● **Document extract**:
If you want a single dashboard for everything — net worth, real-time holdings, risk analytics, options strategies, TFSA/RRSP tracking, and tax — WealthWatch is genuinely more comprehensive. It replaces 3-4 separate tools.
If you primarily care about year-round portfolio visibility and the tax features are just a nice-to-have on top, WealthWatch is the right fit. Sched3 is the right fit when the tax numbers are the priority: when you need T5008 reconciliation, a fully-resolved superficial-loss audit trail, and a package that survives a CRA review.
| Capability | Sched3 (Active, $129/yr) | WealthWatch (Premium) |
|---|---|---|
| CRA pooled ACB method | ✓ | ✓ |
| Superficial-loss detection | ✓ Full CRA formula, affiliated accounts, safe rebuy date, auto-resolved | ✓ Detection across accounts |
| T5008 reconciliation (line-by-line) | ✓ Box 20 matched, discrepancies explained | ✗ |
| T3/ETF return of capital & phantom distributions | ✓ Per-fund Canadian data, auto-applied | Partial (ROC supported) |
| Bank of Canada FX per trade date | ✓ | ✓ Multi-currency engine |
| RSU / ESPP / options cost base | ✓ Vest-date FMV, T4 benefit linking | ✗ |
| Crypto (swaps as dispositions) | ✓ CAD-valued pooled ACB | ✓ Supported |
| Corporate actions (splits, spin-offs, mergers) | ✓ Guided workflows, ACB carry-through | Partial |
| "What if I sell?" tax simulator | ✓ | ✗ |
| Schedule 3-ready accountant package | ✓ PDF + audit trail + cover letter | Year-end tax summary export |
| Multi-client accountant tools | ✓ Pro plan, 20 clients (+$15/client) | ✗ |
| Portfolio tracking & net worth | Basic (realized/unrealized gains) | ✓ Full platform with real-time data |
| Dividend classification (eligible/foreign) | At T3 level for ACB | ✓ Per-dividend classification |
| TFSA/RRSP room tracking | — | ✓ |
| Risk analytics & options lab | — | ✓ DCF, Piotroski, IV rank, wheel tracker |
WealthWatch's tax features are good — ACB and superficial-loss detection are built in. But a tax module inside a portfolio tracker optimizes for the dashboard experience: showing you your numbers in real time. Sched3 optimizes for the filing experience: reconciling against what the CRA actually received (T5008 slips), producing the audit trail an accountant needs, and catching every edge case (partial superficial losses, phantom distributions, cross-brokerage transfers) that turns a simple filing into a reassessment.

● **Stored entries**:
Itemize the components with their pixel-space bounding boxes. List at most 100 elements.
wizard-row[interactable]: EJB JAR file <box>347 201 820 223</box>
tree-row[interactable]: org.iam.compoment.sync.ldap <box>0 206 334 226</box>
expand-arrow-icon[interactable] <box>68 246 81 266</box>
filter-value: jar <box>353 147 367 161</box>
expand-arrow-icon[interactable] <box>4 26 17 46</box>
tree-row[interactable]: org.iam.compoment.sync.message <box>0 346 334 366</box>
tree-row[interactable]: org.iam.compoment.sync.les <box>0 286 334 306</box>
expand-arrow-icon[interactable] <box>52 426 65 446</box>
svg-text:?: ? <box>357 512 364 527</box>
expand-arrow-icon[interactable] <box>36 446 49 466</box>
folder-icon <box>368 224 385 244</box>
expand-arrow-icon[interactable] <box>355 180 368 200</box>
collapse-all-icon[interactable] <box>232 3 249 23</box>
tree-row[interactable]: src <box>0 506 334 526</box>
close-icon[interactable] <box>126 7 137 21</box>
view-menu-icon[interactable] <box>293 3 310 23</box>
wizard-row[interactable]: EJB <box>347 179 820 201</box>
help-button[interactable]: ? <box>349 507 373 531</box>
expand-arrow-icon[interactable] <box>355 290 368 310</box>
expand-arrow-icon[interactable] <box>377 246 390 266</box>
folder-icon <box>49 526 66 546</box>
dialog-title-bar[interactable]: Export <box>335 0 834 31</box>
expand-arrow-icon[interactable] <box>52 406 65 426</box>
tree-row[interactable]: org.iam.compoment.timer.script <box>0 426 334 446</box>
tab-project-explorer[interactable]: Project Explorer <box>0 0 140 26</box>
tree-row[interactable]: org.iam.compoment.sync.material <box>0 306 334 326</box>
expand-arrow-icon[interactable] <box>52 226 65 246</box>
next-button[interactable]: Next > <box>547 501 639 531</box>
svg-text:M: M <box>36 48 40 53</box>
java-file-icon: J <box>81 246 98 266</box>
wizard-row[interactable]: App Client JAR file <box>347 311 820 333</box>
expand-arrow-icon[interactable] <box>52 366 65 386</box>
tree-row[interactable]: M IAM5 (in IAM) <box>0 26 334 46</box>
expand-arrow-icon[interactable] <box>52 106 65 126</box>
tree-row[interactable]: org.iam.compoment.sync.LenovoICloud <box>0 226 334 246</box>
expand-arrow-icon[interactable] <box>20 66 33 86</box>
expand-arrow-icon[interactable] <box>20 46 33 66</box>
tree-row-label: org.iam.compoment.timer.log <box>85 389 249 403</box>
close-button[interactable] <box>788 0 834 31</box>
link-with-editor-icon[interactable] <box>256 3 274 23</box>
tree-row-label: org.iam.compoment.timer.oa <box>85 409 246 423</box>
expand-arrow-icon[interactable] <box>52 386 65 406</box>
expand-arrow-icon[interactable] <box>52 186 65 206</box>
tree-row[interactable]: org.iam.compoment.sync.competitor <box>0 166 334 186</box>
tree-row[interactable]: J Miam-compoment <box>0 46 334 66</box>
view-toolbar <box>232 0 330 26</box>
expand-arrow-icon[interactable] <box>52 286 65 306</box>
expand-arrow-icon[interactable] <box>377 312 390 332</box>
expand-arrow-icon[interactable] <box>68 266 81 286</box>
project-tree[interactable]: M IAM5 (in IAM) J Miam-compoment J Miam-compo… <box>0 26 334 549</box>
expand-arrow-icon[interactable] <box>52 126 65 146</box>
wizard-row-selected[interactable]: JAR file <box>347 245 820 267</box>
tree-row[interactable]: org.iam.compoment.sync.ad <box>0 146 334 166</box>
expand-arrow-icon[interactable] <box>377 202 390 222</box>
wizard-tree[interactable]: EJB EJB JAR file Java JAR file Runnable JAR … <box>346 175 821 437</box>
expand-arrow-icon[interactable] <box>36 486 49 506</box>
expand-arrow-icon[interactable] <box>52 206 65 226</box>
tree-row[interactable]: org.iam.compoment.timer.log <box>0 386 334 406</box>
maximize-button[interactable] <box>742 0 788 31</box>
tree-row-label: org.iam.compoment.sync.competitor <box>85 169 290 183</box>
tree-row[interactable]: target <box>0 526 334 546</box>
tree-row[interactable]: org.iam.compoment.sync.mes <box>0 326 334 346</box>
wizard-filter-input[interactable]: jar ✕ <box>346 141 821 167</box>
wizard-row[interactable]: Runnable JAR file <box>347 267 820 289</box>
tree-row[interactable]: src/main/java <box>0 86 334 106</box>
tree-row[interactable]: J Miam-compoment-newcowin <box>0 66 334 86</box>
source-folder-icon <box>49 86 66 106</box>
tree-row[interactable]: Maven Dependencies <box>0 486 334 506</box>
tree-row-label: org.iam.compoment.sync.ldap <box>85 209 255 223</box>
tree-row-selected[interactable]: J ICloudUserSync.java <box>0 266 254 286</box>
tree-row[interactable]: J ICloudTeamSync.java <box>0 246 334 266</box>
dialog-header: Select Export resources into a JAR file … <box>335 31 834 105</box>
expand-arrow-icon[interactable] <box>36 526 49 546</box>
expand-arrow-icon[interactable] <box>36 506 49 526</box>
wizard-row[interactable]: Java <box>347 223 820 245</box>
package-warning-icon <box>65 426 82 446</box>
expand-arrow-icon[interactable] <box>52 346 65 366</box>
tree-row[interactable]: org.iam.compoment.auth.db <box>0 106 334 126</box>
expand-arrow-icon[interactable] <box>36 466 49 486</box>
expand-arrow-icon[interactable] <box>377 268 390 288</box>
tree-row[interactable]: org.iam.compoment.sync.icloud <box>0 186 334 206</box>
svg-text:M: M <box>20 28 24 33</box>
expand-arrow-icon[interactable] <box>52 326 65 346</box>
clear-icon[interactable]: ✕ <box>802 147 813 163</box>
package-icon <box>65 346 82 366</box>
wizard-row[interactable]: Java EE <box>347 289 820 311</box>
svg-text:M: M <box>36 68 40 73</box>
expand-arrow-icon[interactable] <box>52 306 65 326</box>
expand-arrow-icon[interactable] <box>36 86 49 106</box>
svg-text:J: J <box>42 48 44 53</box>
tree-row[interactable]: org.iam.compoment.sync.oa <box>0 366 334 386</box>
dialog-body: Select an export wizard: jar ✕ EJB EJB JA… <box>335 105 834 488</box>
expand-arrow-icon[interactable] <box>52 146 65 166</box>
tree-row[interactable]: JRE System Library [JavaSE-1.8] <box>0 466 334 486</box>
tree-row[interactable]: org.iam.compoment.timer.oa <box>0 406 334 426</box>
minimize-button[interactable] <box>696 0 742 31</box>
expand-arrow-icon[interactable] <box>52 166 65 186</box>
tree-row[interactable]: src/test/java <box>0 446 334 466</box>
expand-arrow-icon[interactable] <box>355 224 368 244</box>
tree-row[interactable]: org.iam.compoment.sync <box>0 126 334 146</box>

● **Exercise 1**:
Answer these questions about the Sched3 and WealthWatch comparison:
(a) How many separate tools does WealthWatch replace, according to the opening paragraph?
(b) What annual price does the table list for Sched3's Active plan?
(c) What does Sched3 optimize for, according to the closing paragraph?
● **Exercise 2**: Proceed with the comparison of Sched3 and WealthWatch, picking up after its final sentence.

● **Expected output 1**:
(a) 3-4 separate tools.
(b) $129 per year.
(c) The filing experience.

● **Expected output 2**:
The distinction matters most for investors who trade actively, hold equity compensation, or have portfolios complex enough that the T5008 reconciliation alone saves them from a CRA letter.
Many investors benefit from WealthWatch for year-round portfolio monitoring and Sched3 for the tax-season crunch. Both import from the same broker files, so there's no double entry.
But if you're choosing one tool to solve the "what do I put on my tax return?" problem specifically, Sched3 is purpose-built for that question. A focused tool has fewer distractions, a simpler workflow at filing time, and deeper compliance features in the one area that actually costs money when it's wrong.
For basic ACB and superficial-loss detection, yes. For T5008 reconciliation, equity compensation, accountant-ready packages, and the full compliance workflow — no. Those are Sched3's core product, not a side feature.
Yes — WealthWatch for year-round portfolio analytics and Sched3 for the tax-season filing package. Both import from the same broker files.
WealthWatch has a free tier with limited account connections. Premium features (full broker sync, advanced analytics) require a paid plan. Sched3 also has a free tier — manual entry plus one broker import of 100 transactions, and 18 calculators with no account needed.
Honestly, probably not — WealthWatch is the better year-round dashboard if that's your primary need. Add Sched3 specifically for the tax-season job: T5008 reconciliation, the resolved superficial-loss trail, and the Schedule 3 package. Use the right tool for each question.